[REQUEST]: Please quote every line word for word.

━━━ DATA IN THIS EXERCISE

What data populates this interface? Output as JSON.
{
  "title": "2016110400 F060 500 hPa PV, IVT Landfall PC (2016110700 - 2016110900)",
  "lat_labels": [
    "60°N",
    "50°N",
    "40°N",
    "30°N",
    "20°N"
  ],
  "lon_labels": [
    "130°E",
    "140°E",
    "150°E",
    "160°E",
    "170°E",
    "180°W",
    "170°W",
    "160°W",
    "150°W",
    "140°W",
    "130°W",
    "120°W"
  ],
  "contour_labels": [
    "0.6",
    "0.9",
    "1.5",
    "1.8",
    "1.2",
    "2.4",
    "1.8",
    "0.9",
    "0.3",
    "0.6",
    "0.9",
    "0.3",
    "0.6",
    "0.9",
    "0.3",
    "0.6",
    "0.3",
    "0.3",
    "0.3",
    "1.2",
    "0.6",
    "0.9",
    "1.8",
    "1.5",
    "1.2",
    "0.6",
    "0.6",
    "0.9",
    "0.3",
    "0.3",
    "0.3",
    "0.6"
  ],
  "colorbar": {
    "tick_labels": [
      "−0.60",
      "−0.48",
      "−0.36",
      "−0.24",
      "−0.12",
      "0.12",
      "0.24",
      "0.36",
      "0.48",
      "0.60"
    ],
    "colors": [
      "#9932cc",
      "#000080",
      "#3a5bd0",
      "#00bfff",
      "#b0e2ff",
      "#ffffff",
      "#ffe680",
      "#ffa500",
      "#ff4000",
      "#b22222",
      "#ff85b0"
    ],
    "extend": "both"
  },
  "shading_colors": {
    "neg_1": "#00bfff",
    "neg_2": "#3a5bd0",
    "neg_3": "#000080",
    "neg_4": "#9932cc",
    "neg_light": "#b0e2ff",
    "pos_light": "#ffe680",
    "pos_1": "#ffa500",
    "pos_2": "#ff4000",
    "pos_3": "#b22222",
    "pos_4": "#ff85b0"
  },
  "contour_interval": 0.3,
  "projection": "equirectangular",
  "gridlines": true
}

━━━━━━

[WORKED ANSWER]:
What data populates this interface? Output as JSON.
{
  "title": "2016110400 F060 500 hPa PV, IVT Landfall PC (2016110700 - 2016110900)",
  "lat_labels": [
    "60°N",
    "50°N",
    "40°N",
    "30°N",
    "20°N"
  ],
  "lon_labels": [
    "130°E",
    "140°E",
    "150°E",
    "160°E",
    "170°E",
    "180°W",
    "170°W",
    "160°W",
    "150°W",
    "140°W",
    "130°W",
    "120°W"
  ],
  "contour_labels": [
    "0.6",
    "0.9",
    "1.5",
    "1.8",
    "1.2",
    "2.4",
    "1.8",
    "0.9",
    "0.3",
    "0.6",
    "0.9",
    "0.3",
    "0.6",
    "0.9",
    "0.3",
    "0.6",
    "0.3",
    "0.3",
    "0.3",
    "1.2",
    "0.6",
    "0.9",
    "1.8",
    "1.5",
    "1.2",
    "0.6",
    "0.6",
    "0.9",
    "0.3",
    "0.3",
    "0.3",
    "0.6"
  ],
  "colorbar": {
    "tick_labels": [
      "−0.60",
      "−0.48",
      "−0.36",
      "−0.24",
      "−0.12",
      "0.12",
      "0.24",
      "0.36",
      "0.48",
      "0.60"
    ],
    "colors": [
      "#9932cc",
      "#000080",
      "#3a5bd0",
      "#00bfff",
      "#b0e2ff",
      "#ffffff",
      "#ffe680",
      "#ffa500",
      "#ff4000",
      "#b22222",
      "#ff85b0"
    ],
    "extend": "both"
  },
  "shading_colors": {
    "neg_1": "#00bfff",
    "neg_2": "#3a5bd0",
    "neg_3": "#000080",
    "neg_4": "#9932cc",
    "neg_light": "#b0e2ff",
    "pos_light": "#ffe680",
    "pos_1": "#ffa500",
    "pos_2": "#ff4000",
    "pos_3": "#b22222",
    "pos_4": "#ff85b0"
  },
  "contour_interval": 0.3,
  "projection": "equirectangular",
  "gridlines": true
}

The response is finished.